### RECORD LIST

>>>>

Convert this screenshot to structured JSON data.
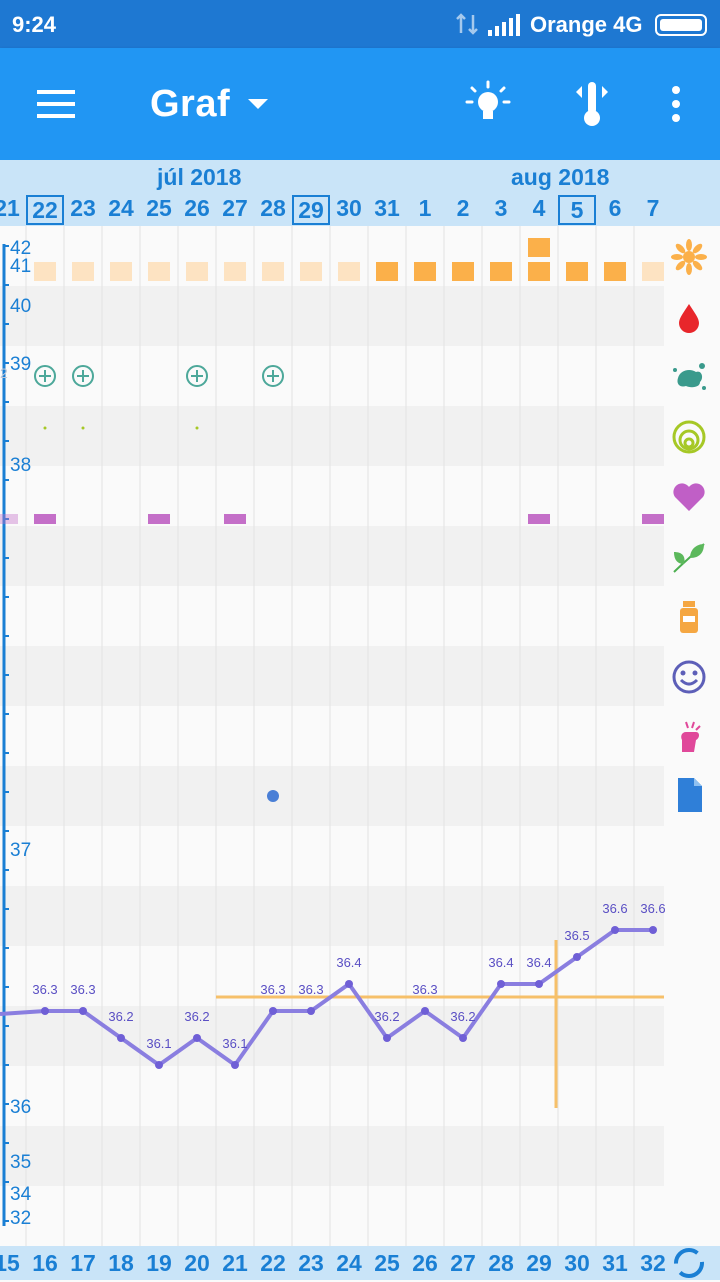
{
  "status_bar": {
    "time": "9:24",
    "carrier": "Orange 4G"
  },
  "app_bar": {
    "title": "Graf",
    "icons": [
      "menu-icon",
      "lightbulb-icon",
      "thermometer-icon",
      "more-vert-icon"
    ]
  },
  "months": [
    "júl 2018",
    "aug 2018"
  ],
  "top_days": [
    "21",
    "22",
    "23",
    "24",
    "25",
    "26",
    "27",
    "28",
    "29",
    "30",
    "31",
    "1",
    "2",
    "3",
    "4",
    "5",
    "6",
    "7"
  ],
  "boxed_days": [
    "22",
    "29",
    "5"
  ],
  "bottom_days": [
    "15",
    "16",
    "17",
    "18",
    "19",
    "20",
    "21",
    "22",
    "23",
    "24",
    "25",
    "26",
    "27",
    "28",
    "29",
    "30",
    "31",
    "32"
  ],
  "y_axis_labels": [
    "42",
    "41",
    "40",
    "39",
    "38",
    "37",
    "36",
    "35",
    "34",
    "32"
  ],
  "partial_left_label": "2",
  "temperature_labels": [
    "36.3",
    "36.3",
    "36.2",
    "36.1",
    "36.2",
    "36.1",
    "36.3",
    "36.3",
    "36.4",
    "36.2",
    "36.3",
    "36.2",
    "36.4",
    "36.4",
    "36.5",
    "36.6",
    "36.6"
  ],
  "chart_data": {
    "type": "line",
    "x": [
      "16",
      "17",
      "18",
      "19",
      "20",
      "21",
      "22",
      "23",
      "24",
      "25",
      "26",
      "27",
      "28",
      "29",
      "30",
      "31",
      "32"
    ],
    "series": [
      {
        "values": [
          36.3,
          36.3,
          36.2,
          36.1,
          36.2,
          36.1,
          36.3,
          36.3,
          36.4,
          36.2,
          36.3,
          36.2,
          36.4,
          36.4,
          36.5,
          36.6,
          36.6
        ]
      }
    ],
    "coverline": 36.3,
    "ovulation_day": "29",
    "colors": {
      "line": "#8a7ee0",
      "coverline": "#f6c06a",
      "point": "#6f5fd6"
    }
  },
  "side_icons": [
    "sun-flower-icon",
    "blood-drop-icon",
    "splash-icon",
    "rings-icon",
    "heart-icon",
    "leaf-icon",
    "medicine-bottle-icon",
    "smiley-icon",
    "hand-icon",
    "document-icon",
    "sync-icon"
  ],
  "colors": {
    "status_bar": "#1e78d2",
    "app_bar": "#2196f3",
    "timeline": "#c9e4f8",
    "period_light": "#fde3c2",
    "period_dark": "#fbb04a",
    "intercourse": "#c46fc8",
    "teal": "#4da89a"
  }
}
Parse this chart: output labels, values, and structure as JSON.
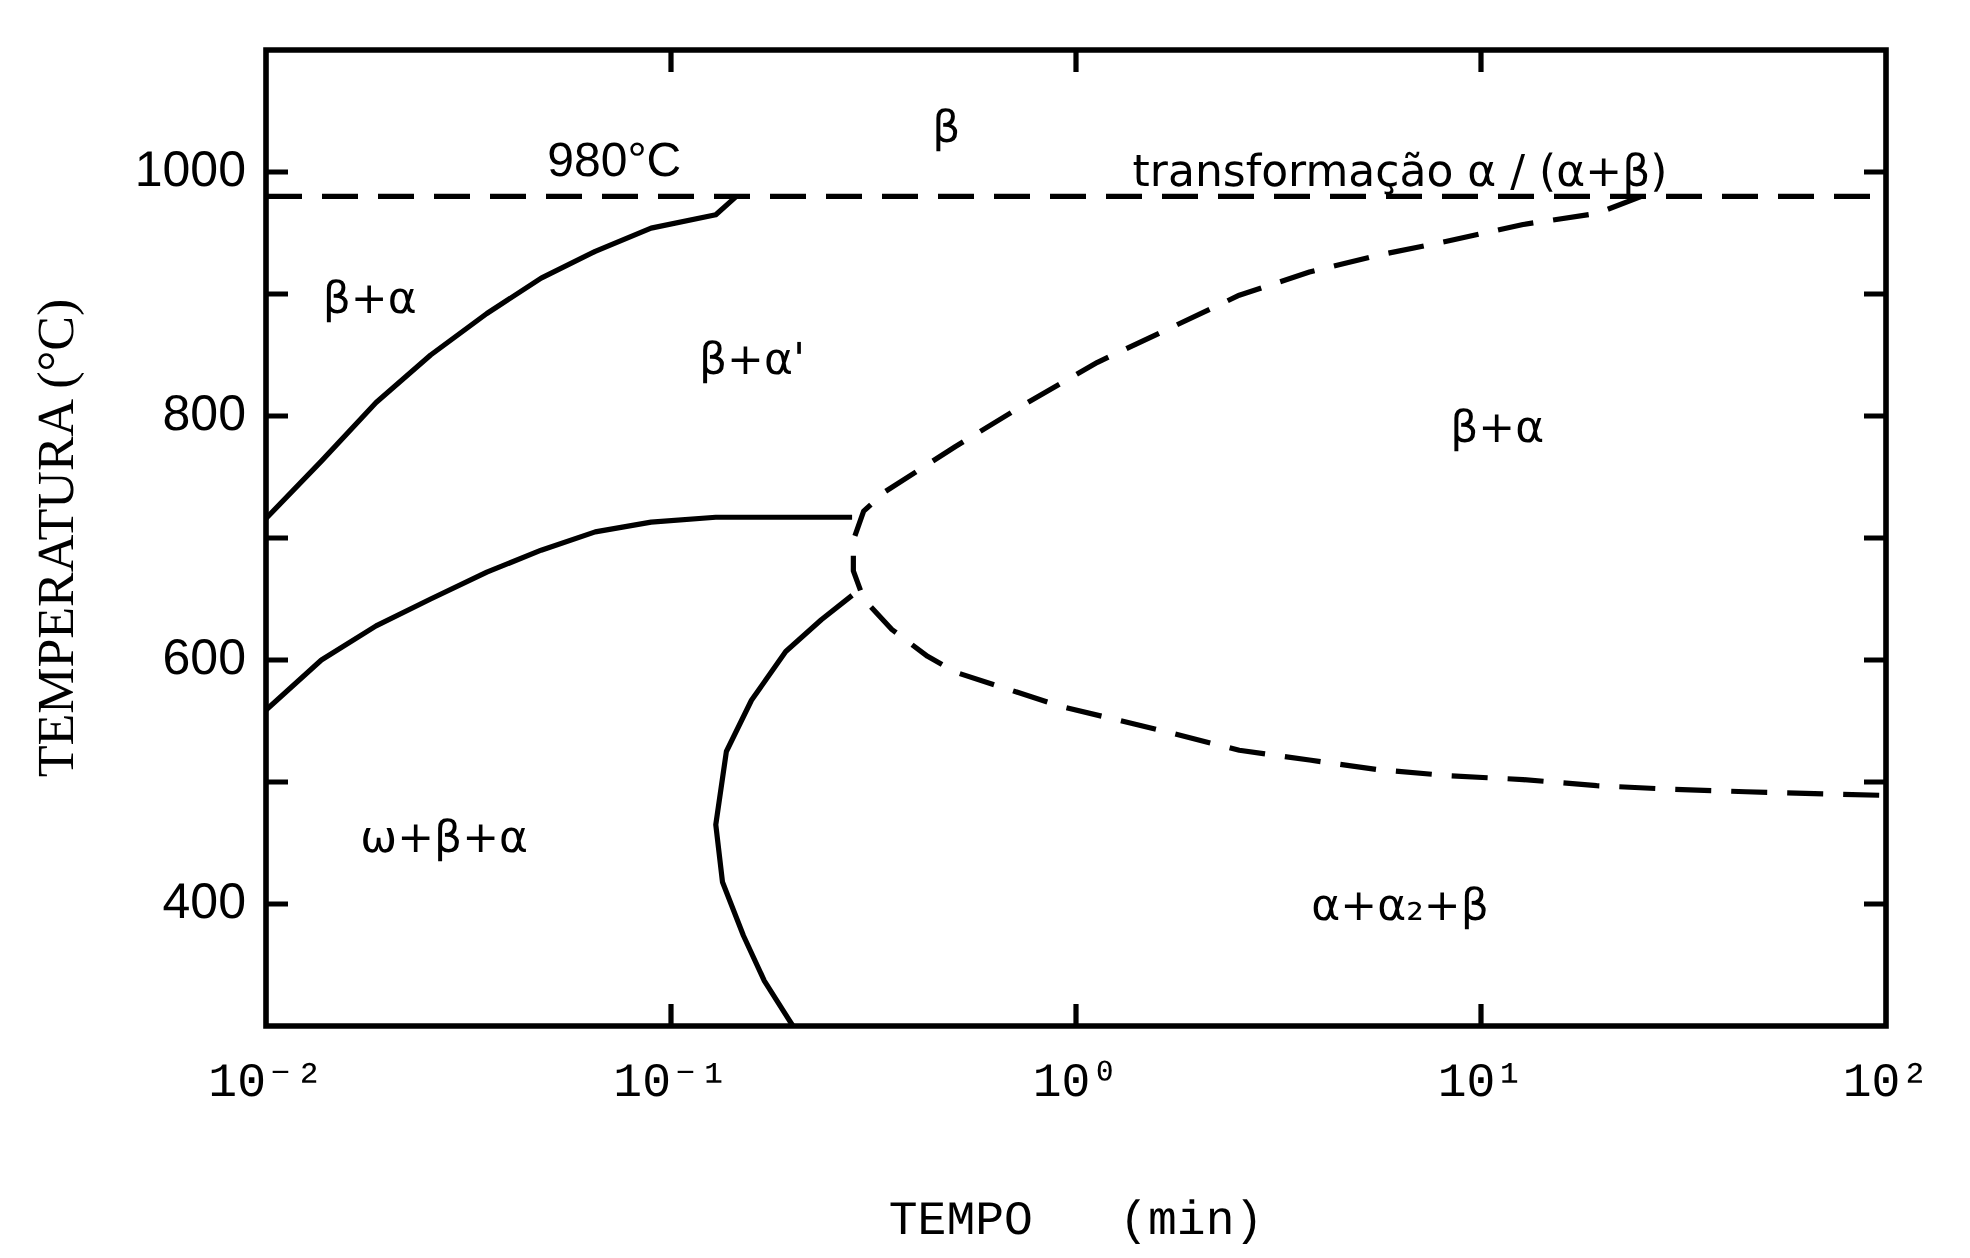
{
  "chart_data": {
    "type": "line",
    "log": "x",
    "xlabel": "TEMPO   (min)",
    "ylabel": "TEMPERATURA (°C)",
    "xlim": [
      0.01,
      100
    ],
    "xticks": [
      {
        "value": 0.01,
        "label": "10⁻²"
      },
      {
        "value": 0.1,
        "label": "10⁻¹"
      },
      {
        "value": 1,
        "label": "10⁰"
      },
      {
        "value": 10,
        "label": "10¹"
      },
      {
        "value": 100,
        "label": "10²"
      }
    ],
    "ylim": [
      300,
      1100
    ],
    "yticks": [
      400,
      {
        "value": 500,
        "label": null
      },
      600,
      {
        "value": 700,
        "label": null
      },
      800,
      {
        "value": 900,
        "label": null
      },
      1000
    ],
    "series": [
      {
        "color": "#000000",
        "line_style": "solid",
        "x": [
          0.01,
          0.0137,
          0.0187,
          0.0255,
          0.0351,
          0.0478,
          0.065,
          0.0893,
          0.129,
          0.145
        ],
        "values": [
          716,
          763,
          811,
          850,
          884,
          913,
          935,
          954,
          965,
          980
        ]
      },
      {
        "color": "#000000",
        "line_style": "solid",
        "x": [
          0.01,
          0.0137,
          0.0187,
          0.0255,
          0.0351,
          0.0478,
          0.065,
          0.0893,
          0.129,
          0.28
        ],
        "values": [
          559,
          600,
          628,
          650,
          672,
          690,
          705,
          713,
          717,
          717
        ]
      },
      {
        "color": "#000000",
        "line_style": "solid",
        "x": [
          0.28,
          0.235,
          0.192,
          0.158,
          0.137,
          0.129,
          0.134,
          0.151,
          0.17,
          0.2
        ],
        "values": [
          653,
          633,
          607,
          567,
          525,
          465,
          418,
          374,
          337,
          300
        ]
      },
      {
        "color": "#000000",
        "line_style": "dashed",
        "x": [
          24.9,
          19.3,
          12.7,
          8.45,
          5.61,
          3.77,
          2.53,
          1.68,
          1.13,
          0.759,
          0.504,
          0.338,
          0.299,
          0.282,
          0.282,
          0.299,
          0.351,
          0.43,
          0.504,
          0.918,
          1.68,
          2.53,
          3.77,
          5.61,
          8.45,
          12.7,
          19.3,
          29.7,
          45.1,
          100
        ],
        "values": [
          980,
          966,
          957,
          944,
          932,
          918,
          899,
          871,
          844,
          811,
          775,
          738,
          722,
          698,
          673,
          650,
          625,
          603,
          590,
          562,
          541,
          526,
          518,
          510,
          505,
          502,
          497,
          494,
          492,
          489
        ]
      }
    ],
    "ref_lines": [
      {
        "axis": "y",
        "value": 980,
        "label": "980°C",
        "line_style": "dashed",
        "color": "#000000"
      }
    ],
    "annotations": [
      "β",
      "transformação α / (α+β)",
      "β+α",
      "β+α'",
      "β+α",
      "ω+β+α",
      "α+α₂+β"
    ]
  }
}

<<<<

### OBJECTIVE
Reproduce every entry word for word, but skip any pictures.

### ANSWER FOR THIS EXERCISE
Convert this screenshot to structured JSON data.
{
  "status_bar": {
    "time": "9:24",
    "carrier": "Orange 4G"
  },
  "app_bar": {
    "title": "Graf",
    "icons": [
      "menu-icon",
      "lightbulb-icon",
      "thermometer-icon",
      "more-vert-icon"
    ]
  },
  "months": [
    "júl 2018",
    "aug 2018"
  ],
  "top_days": [
    "21",
    "22",
    "23",
    "24",
    "25",
    "26",
    "27",
    "28",
    "29",
    "30",
    "31",
    "1",
    "2",
    "3",
    "4",
    "5",
    "6",
    "7"
  ],
  "boxed_days": [
    "22",
    "29",
    "5"
  ],
  "bottom_days": [
    "15",
    "16",
    "17",
    "18",
    "19",
    "20",
    "21",
    "22",
    "23",
    "24",
    "25",
    "26",
    "27",
    "28",
    "29",
    "30",
    "31",
    "32"
  ],
  "y_axis_labels": [
    "42",
    "41",
    "40",
    "39",
    "38",
    "37",
    "36",
    "35",
    "34",
    "32"
  ],
  "partial_left_label": "2",
  "temperature_labels": [
    "36.3",
    "36.3",
    "36.2",
    "36.1",
    "36.2",
    "36.1",
    "36.3",
    "36.3",
    "36.4",
    "36.2",
    "36.3",
    "36.2",
    "36.4",
    "36.4",
    "36.5",
    "36.6",
    "36.6"
  ],
  "chart_data": {
    "type": "line",
    "x": [
      "16",
      "17",
      "18",
      "19",
      "20",
      "21",
      "22",
      "23",
      "24",
      "25",
      "26",
      "27",
      "28",
      "29",
      "30",
      "31",
      "32"
    ],
    "series": [
      {
        "values": [
          36.3,
          36.3,
          36.2,
          36.1,
          36.2,
          36.1,
          36.3,
          36.3,
          36.4,
          36.2,
          36.3,
          36.2,
          36.4,
          36.4,
          36.5,
          36.6,
          36.6
        ]
      }
    ],
    "coverline": 36.3,
    "ovulation_day": "29",
    "colors": {
      "line": "#8a7ee0",
      "coverline": "#f6c06a",
      "point": "#6f5fd6"
    }
  },
  "side_icons": [
    "sun-flower-icon",
    "blood-drop-icon",
    "splash-icon",
    "rings-icon",
    "heart-icon",
    "leaf-icon",
    "medicine-bottle-icon",
    "smiley-icon",
    "hand-icon",
    "document-icon",
    "sync-icon"
  ],
  "colors": {
    "status_bar": "#1e78d2",
    "app_bar": "#2196f3",
    "timeline": "#c9e4f8",
    "period_light": "#fde3c2",
    "period_dark": "#fbb04a",
    "intercourse": "#c46fc8",
    "teal": "#4da89a"
  }
}
Parse this chart: output labels, values, and structure as JSON.
{
  "chart_data": {
    "type": "line",
    "log": "x",
    "xlabel": "TEMPO   (min)",
    "ylabel": "TEMPERATURA (°C)",
    "xlim": [
      0.01,
      100
    ],
    "xticks": [
      {
        "value": 0.01,
        "label": "10⁻²"
      },
      {
        "value": 0.1,
        "label": "10⁻¹"
      },
      {
        "value": 1,
        "label": "10⁰"
      },
      {
        "value": 10,
        "label": "10¹"
      },
      {
        "value": 100,
        "label": "10²"
      }
    ],
    "ylim": [
      300,
      1100
    ],
    "yticks": [
      400,
      {
        "value": 500,
        "label": null
      },
      600,
      {
        "value": 700,
        "label": null
      },
      800,
      {
        "value": 900,
        "label": null
      },
      1000
    ],
    "series": [
      {
        "color": "#000000",
        "line_style": "solid",
        "x": [
          0.01,
          0.0137,
          0.0187,
          0.0255,
          0.0351,
          0.0478,
          0.065,
          0.0893,
          0.129,
          0.145
        ],
        "values": [
          716,
          763,
          811,
          850,
          884,
          913,
          935,
          954,
          965,
          980
        ]
      },
      {
        "color": "#000000",
        "line_style": "solid",
        "x": [
          0.01,
          0.0137,
          0.0187,
          0.0255,
          0.0351,
          0.0478,
          0.065,
          0.0893,
          0.129,
          0.28
        ],
        "values": [
          559,
          600,
          628,
          650,
          672,
          690,
          705,
          713,
          717,
          717
        ]
      },
      {
        "color": "#000000",
        "line_style": "solid",
        "x": [
          0.28,
          0.235,
          0.192,
          0.158,
          0.137,
          0.129,
          0.134,
          0.151,
          0.17,
          0.2
        ],
        "values": [
          653,
          633,
          607,
          567,
          525,
          465,
          418,
          374,
          337,
          300
        ]
      },
      {
        "color": "#000000",
        "line_style": "dashed",
        "x": [
          24.9,
          19.3,
          12.7,
          8.45,
          5.61,
          3.77,
          2.53,
          1.68,
          1.13,
          0.759,
          0.504,
          0.338,
          0.299,
          0.282,
          0.282,
          0.299,
          0.351,
          0.43,
          0.504,
          0.918,
          1.68,
          2.53,
          3.77,
          5.61,
          8.45,
          12.7,
          19.3,
          29.7,
          45.1,
          100
        ],
        "values": [
          980,
          966,
          957,
          944,
          932,
          918,
          899,
          871,
          844,
          811,
          775,
          738,
          722,
          698,
          673,
          650,
          625,
          603,
          590,
          562,
          541,
          526,
          518,
          510,
          505,
          502,
          497,
          494,
          492,
          489
        ]
      }
    ],
    "ref_lines": [
      {
        "axis": "y",
        "value": 980,
        "label": "980°C",
        "line_style": "dashed",
        "color": "#000000"
      }
    ],
    "annotations": [
      "β",
      "transformação α / (α+β)",
      "β+α",
      "β+α'",
      "β+α",
      "ω+β+α",
      "α+α₂+β"
    ]
  }
}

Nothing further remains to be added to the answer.